Exercise aim → Return each entry exactly, omitting nothing.

[Begin]

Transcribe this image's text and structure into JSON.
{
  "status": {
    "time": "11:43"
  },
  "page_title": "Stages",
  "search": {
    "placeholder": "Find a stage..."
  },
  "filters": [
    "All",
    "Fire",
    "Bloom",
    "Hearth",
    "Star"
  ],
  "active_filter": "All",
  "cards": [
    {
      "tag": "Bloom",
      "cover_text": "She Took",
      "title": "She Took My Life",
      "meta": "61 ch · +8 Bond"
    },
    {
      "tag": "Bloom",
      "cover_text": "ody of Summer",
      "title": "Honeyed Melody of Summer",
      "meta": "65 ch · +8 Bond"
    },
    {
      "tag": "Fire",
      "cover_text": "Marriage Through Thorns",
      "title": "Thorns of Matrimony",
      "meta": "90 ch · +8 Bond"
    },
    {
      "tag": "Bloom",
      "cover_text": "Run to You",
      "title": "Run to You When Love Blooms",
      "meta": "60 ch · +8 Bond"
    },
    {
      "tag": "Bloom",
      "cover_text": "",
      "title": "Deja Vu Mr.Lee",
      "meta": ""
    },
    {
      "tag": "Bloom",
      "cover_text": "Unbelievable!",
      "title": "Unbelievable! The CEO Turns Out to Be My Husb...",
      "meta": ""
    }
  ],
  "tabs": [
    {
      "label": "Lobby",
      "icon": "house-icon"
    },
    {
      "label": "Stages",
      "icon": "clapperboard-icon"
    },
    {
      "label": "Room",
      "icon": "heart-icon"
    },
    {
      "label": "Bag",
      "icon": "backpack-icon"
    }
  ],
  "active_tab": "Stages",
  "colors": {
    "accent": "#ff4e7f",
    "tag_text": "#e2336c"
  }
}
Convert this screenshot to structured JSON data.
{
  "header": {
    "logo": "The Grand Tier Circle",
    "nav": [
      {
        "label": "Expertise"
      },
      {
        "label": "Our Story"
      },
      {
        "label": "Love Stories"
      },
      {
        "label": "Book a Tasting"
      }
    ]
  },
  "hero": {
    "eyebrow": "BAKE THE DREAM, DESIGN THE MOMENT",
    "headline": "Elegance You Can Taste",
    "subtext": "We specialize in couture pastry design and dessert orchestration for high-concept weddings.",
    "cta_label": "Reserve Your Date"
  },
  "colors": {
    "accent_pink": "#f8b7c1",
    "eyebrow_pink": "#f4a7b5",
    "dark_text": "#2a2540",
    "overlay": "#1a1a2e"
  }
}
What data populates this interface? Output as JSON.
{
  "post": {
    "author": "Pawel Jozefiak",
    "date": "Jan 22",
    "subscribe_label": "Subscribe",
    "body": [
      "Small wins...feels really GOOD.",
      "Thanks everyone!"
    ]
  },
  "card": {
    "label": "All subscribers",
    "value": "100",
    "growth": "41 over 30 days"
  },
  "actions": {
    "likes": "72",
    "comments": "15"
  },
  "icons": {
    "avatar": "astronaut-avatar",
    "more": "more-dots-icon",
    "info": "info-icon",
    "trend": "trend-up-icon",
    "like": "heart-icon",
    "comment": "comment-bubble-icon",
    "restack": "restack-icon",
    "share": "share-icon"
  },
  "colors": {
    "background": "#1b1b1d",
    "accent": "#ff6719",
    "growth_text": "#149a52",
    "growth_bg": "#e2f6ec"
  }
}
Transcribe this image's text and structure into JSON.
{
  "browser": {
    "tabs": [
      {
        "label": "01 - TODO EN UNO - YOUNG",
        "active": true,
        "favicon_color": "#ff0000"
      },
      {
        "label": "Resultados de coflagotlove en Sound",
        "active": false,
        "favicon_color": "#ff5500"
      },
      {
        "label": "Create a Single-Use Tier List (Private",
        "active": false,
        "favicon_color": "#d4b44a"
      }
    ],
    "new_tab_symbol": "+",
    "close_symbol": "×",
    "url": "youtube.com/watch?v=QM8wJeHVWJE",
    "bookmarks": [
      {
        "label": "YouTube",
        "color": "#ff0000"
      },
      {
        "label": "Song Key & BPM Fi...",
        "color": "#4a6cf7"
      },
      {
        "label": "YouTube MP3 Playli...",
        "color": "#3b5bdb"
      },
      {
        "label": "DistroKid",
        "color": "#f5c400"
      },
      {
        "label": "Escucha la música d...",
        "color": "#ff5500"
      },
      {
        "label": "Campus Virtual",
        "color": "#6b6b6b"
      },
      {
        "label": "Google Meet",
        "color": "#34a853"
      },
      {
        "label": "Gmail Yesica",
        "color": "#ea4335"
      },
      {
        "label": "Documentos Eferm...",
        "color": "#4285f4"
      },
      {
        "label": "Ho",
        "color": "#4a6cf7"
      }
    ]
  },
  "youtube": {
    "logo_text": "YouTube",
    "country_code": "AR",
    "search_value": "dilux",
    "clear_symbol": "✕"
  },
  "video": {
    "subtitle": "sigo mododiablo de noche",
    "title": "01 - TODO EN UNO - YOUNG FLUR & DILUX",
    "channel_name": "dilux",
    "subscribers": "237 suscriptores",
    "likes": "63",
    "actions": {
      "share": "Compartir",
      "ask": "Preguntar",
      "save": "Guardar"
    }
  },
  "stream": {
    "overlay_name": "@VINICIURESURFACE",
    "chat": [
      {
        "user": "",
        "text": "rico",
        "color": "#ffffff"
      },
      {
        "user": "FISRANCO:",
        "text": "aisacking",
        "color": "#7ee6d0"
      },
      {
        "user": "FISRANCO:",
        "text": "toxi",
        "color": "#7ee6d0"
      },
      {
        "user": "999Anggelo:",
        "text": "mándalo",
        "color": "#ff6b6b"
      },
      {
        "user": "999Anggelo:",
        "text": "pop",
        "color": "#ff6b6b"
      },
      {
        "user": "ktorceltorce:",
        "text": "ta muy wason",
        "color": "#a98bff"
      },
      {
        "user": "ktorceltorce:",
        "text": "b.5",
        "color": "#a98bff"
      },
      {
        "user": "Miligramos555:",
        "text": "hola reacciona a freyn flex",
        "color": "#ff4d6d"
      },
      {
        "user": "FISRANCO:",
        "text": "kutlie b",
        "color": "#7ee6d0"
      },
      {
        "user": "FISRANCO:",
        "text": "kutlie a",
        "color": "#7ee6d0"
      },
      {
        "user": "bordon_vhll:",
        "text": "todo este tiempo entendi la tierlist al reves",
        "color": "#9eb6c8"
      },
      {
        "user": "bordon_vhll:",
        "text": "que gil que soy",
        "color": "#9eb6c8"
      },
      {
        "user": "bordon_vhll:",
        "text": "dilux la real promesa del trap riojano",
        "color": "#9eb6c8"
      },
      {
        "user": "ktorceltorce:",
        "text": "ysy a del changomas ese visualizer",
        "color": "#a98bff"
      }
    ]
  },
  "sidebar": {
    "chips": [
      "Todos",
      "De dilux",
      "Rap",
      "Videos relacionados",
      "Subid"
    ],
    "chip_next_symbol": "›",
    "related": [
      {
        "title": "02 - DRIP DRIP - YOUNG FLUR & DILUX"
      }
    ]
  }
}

[End]

Task answer →
Transcribe this image's text and structure into JSON.
{
  "status": {
    "time": "11:43"
  },
  "page_title": "Stages",
  "search": {
    "placeholder": "Find a stage..."
  },
  "filters": [
    "All",
    "Fire",
    "Bloom",
    "Hearth",
    "Star"
  ],
  "active_filter": "All",
  "cards": [
    {
      "tag": "Bloom",
      "cover_text": "She Took",
      "title": "She Took My Life",
      "meta": "61 ch · +8 Bond"
    },
    {
      "tag": "Bloom",
      "cover_text": "ody of Summer",
      "title": "Honeyed Melody of Summer",
      "meta": "65 ch · +8 Bond"
    },
    {
      "tag": "Fire",
      "cover_text": "Marriage Through Thorns",
      "title": "Thorns of Matrimony",
      "meta": "90 ch · +8 Bond"
    },
    {
      "tag": "Bloom",
      "cover_text": "Run to You",
      "title": "Run to You When Love Blooms",
      "meta": "60 ch · +8 Bond"
    },
    {
      "tag": "Bloom",
      "cover_text": "",
      "title": "Deja Vu Mr.Lee",
      "meta": ""
    },
    {
      "tag": "Bloom",
      "cover_text": "Unbelievable!",
      "title": "Unbelievable! The CEO Turns Out to Be My Husb...",
      "meta": ""
    }
  ],
  "tabs": [
    {
      "label": "Lobby",
      "icon": "house-icon"
    },
    {
      "label": "Stages",
      "icon": "clapperboard-icon"
    },
    {
      "label": "Room",
      "icon": "heart-icon"
    },
    {
      "label": "Bag",
      "icon": "backpack-icon"
    }
  ],
  "active_tab": "Stages",
  "colors": {
    "accent": "#ff4e7f",
    "tag_text": "#e2336c"
  }
}
Convert this screenshot to structured JSON data.
{
  "header": {
    "logo": "The Grand Tier Circle",
    "nav": [
      {
        "label": "Expertise"
      },
      {
        "label": "Our Story"
      },
      {
        "label": "Love Stories"
      },
      {
        "label": "Book a Tasting"
      }
    ]
  },
  "hero": {
    "eyebrow": "BAKE THE DREAM, DESIGN THE MOMENT",
    "headline": "Elegance You Can Taste",
    "subtext": "We specialize in couture pastry design and dessert orchestration for high-concept weddings.",
    "cta_label": "Reserve Your Date"
  },
  "colors": {
    "accent_pink": "#f8b7c1",
    "eyebrow_pink": "#f4a7b5",
    "dark_text": "#2a2540",
    "overlay": "#1a1a2e"
  }
}
What data populates this interface? Output as JSON.
{
  "post": {
    "author": "Pawel Jozefiak",
    "date": "Jan 22",
    "subscribe_label": "Subscribe",
    "body": [
      "Small wins...feels really GOOD.",
      "Thanks everyone!"
    ]
  },
  "card": {
    "label": "All subscribers",
    "value": "100",
    "growth": "41 over 30 days"
  },
  "actions": {
    "likes": "72",
    "comments": "15"
  },
  "icons": {
    "avatar": "astronaut-avatar",
    "more": "more-dots-icon",
    "info": "info-icon",
    "trend": "trend-up-icon",
    "like": "heart-icon",
    "comment": "comment-bubble-icon",
    "restack": "restack-icon",
    "share": "share-icon"
  },
  "colors": {
    "background": "#1b1b1d",
    "accent": "#ff6719",
    "growth_text": "#149a52",
    "growth_bg": "#e2f6ec"
  }
}
Transcribe this image's text and structure into JSON.
{
  "browser": {
    "tabs": [
      {
        "label": "01 - TODO EN UNO - YOUNG",
        "active": true,
        "favicon_color": "#ff0000"
      },
      {
        "label": "Resultados de coflagotlove en Sound",
        "active": false,
        "favicon_color": "#ff5500"
      },
      {
        "label": "Create a Single-Use Tier List (Private",
        "active": false,
        "favicon_color": "#d4b44a"
      }
    ],
    "new_tab_symbol": "+",
    "close_symbol": "×",
    "url": "youtube.com/watch?v=QM8wJeHVWJE",
    "bookmarks": [
      {
        "label": "YouTube",
        "color": "#ff0000"
      },
      {
        "label": "Song Key & BPM Fi...",
        "color": "#4a6cf7"
      },
      {
        "label": "YouTube MP3 Playli...",
        "color": "#3b5bdb"
      },
      {
        "label": "DistroKid",
        "color": "#f5c400"
      },
      {
        "label": "Escucha la música d...",
        "color": "#ff5500"
      },
      {
        "label": "Campus Virtual",
        "color": "#6b6b6b"
      },
      {
        "label": "Google Meet",
        "color": "#34a853"
      },
      {
        "label": "Gmail Yesica",
        "color": "#ea4335"
      },
      {
        "label": "Documentos Eferm...",
        "color": "#4285f4"
      },
      {
        "label": "Ho",
        "color": "#4a6cf7"
      }
    ]
  },
  "youtube": {
    "logo_text": "YouTube",
    "country_code": "AR",
    "search_value": "dilux",
    "clear_symbol": "✕"
  },
  "video": {
    "subtitle": "sigo mododiablo de noche",
    "title": "01 - TODO EN UNO - YOUNG FLUR & DILUX",
    "channel_name": "dilux",
    "subscribers": "237 suscriptores",
    "likes": "63",
    "actions": {
      "share": "Compartir",
      "ask": "Preguntar",
      "save": "Guardar"
    }
  },
  "stream": {
    "overlay_name": "@VINICIURESURFACE",
    "chat": [
      {
        "user": "",
        "text": "rico",
        "color": "#ffffff"
      },
      {
        "user": "FISRANCO:",
        "text": "aisacking",
        "color": "#7ee6d0"
      },
      {
        "user": "FISRANCO:",
        "text": "toxi",
        "color": "#7ee6d0"
      },
      {
        "user": "999Anggelo:",
        "text": "mándalo",
        "color": "#ff6b6b"
      },
      {
        "user": "999Anggelo:",
        "text": "pop",
        "color": "#ff6b6b"
      },
      {
        "user": "ktorceltorce:",
        "text": "ta muy wason",
        "color": "#a98bff"
      },
      {
        "user": "ktorceltorce:",
        "text": "b.5",
        "color": "#a98bff"
      },
      {
        "user": "Miligramos555:",
        "text": "hola reacciona a freyn flex",
        "color": "#ff4d6d"
      },
      {
        "user": "FISRANCO:",
        "text": "kutlie b",
        "color": "#7ee6d0"
      },
      {
        "user": "FISRANCO:",
        "text": "kutlie a",
        "color": "#7ee6d0"
      },
      {
        "user": "bordon_vhll:",
        "text": "todo este tiempo entendi la tierlist al reves",
        "color": "#9eb6c8"
      },
      {
        "user": "bordon_vhll:",
        "text": "que gil que soy",
        "color": "#9eb6c8"
      },
      {
        "user": "bordon_vhll:",
        "text": "dilux la real promesa del trap riojano",
        "color": "#9eb6c8"
      },
      {
        "user": "ktorceltorce:",
        "text": "ysy a del changomas ese visualizer",
        "color": "#a98bff"
      }
    ]
  },
  "sidebar": {
    "chips": [
      "Todos",
      "De dilux",
      "Rap",
      "Videos relacionados",
      "Subid"
    ],
    "chip_next_symbol": "›",
    "related": [
      {
        "title": "02 - DRIP DRIP - YOUNG FLUR & DILUX"
      }
    ]
  }
}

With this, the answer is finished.